> Written instruction: Take every line where the string "人类遗传病的监测和预防" appears and copy it.

> Material shown:

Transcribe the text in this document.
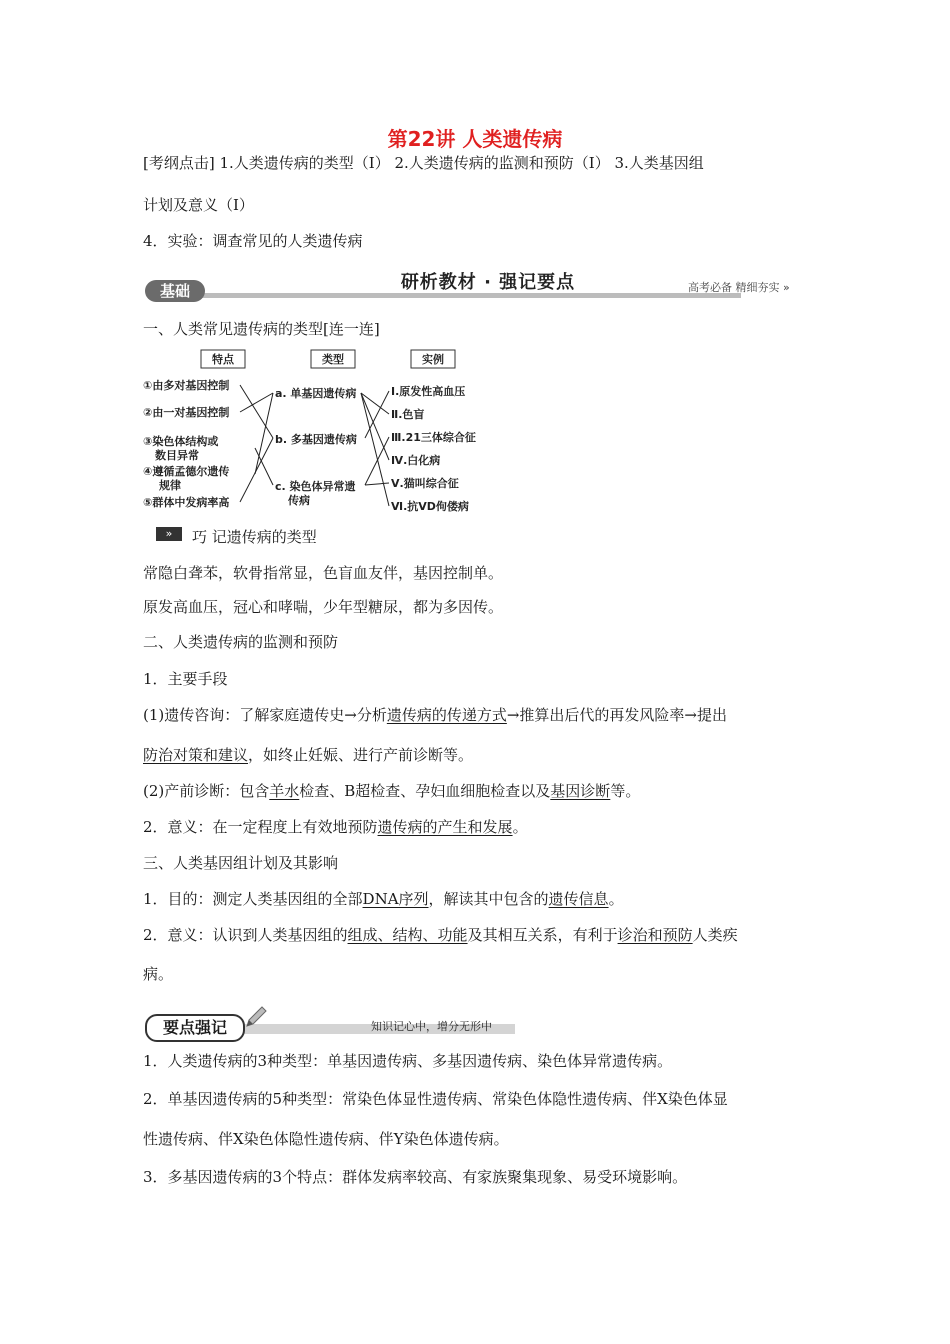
第22讲 人类遗传病
[考纲点击] 1.人类遗传病的类型（Ⅰ） 2.人类遗传病的监测和预防（Ⅰ） 3.人类基因组
计划及意义（Ⅰ）
4．实验：调查常见的人类遗传病
基础	研析教材 · 强记要点	高考必备 精细夯实 »
一、人类常见遗传病的类型[连一连]
特点	类型	实例
①由多对基因控制
②由一对基因控制
③染色体结构或
数目异常
④遵循孟德尔遗传
规律
⑤群体中发病率高
a. 单基因遗传病
b. 多基因遗传病
c. 染色体异常遗
传病
Ⅰ.原发性高血压
Ⅱ.色盲
Ⅲ.21三体综合征
Ⅳ.白化病
Ⅴ.猫叫综合征
Ⅵ.抗VD佝偻病
»	巧 记遗传病的类型
常隐白聋苯，软骨指常显，色盲血友伴，基因控制单。
原发高血压，冠心和哮喘，少年型糖尿，都为多因传。
二、人类遗传病的监测和预防
1．主要手段
(1)遗传咨询：了解家庭遗传史→分析遗传病的传递方式→推算出后代的再发风险率→提出
防治对策和建议，如终止妊娠、进行产前诊断等。
(2)产前诊断：包含羊水检查、B超检查、孕妇血细胞检查以及基因诊断等。
2．意义：在一定程度上有效地预防遗传病的产生和发展。
三、人类基因组计划及其影响
1．目的：测定人类基因组的全部DNA序列，解读其中包含的遗传信息。
2．意义：认识到人类基因组的组成、结构、功能及其相互关系，有利于诊治和预防人类疾
病。
要点强记	知识记心中，增分无形中
1．人类遗传病的3种类型：单基因遗传病、多基因遗传病、染色体异常遗传病。
2．单基因遗传病的5种类型：常染色体显性遗传病、常染色体隐性遗传病、伴X染色体显
性遗传病、伴X染色体隐性遗传病、伴Y染色体遗传病。
3．多基因遗传病的3个特点：群体发病率较高、有家族聚集现象、易受环境影响。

> Answer to the exercise:
[考纲点击] 1.人类遗传病的类型（Ⅰ） 2.人类遗传病的监测和预防（Ⅰ） 3.人类基因组
二、人类遗传病的监测和预防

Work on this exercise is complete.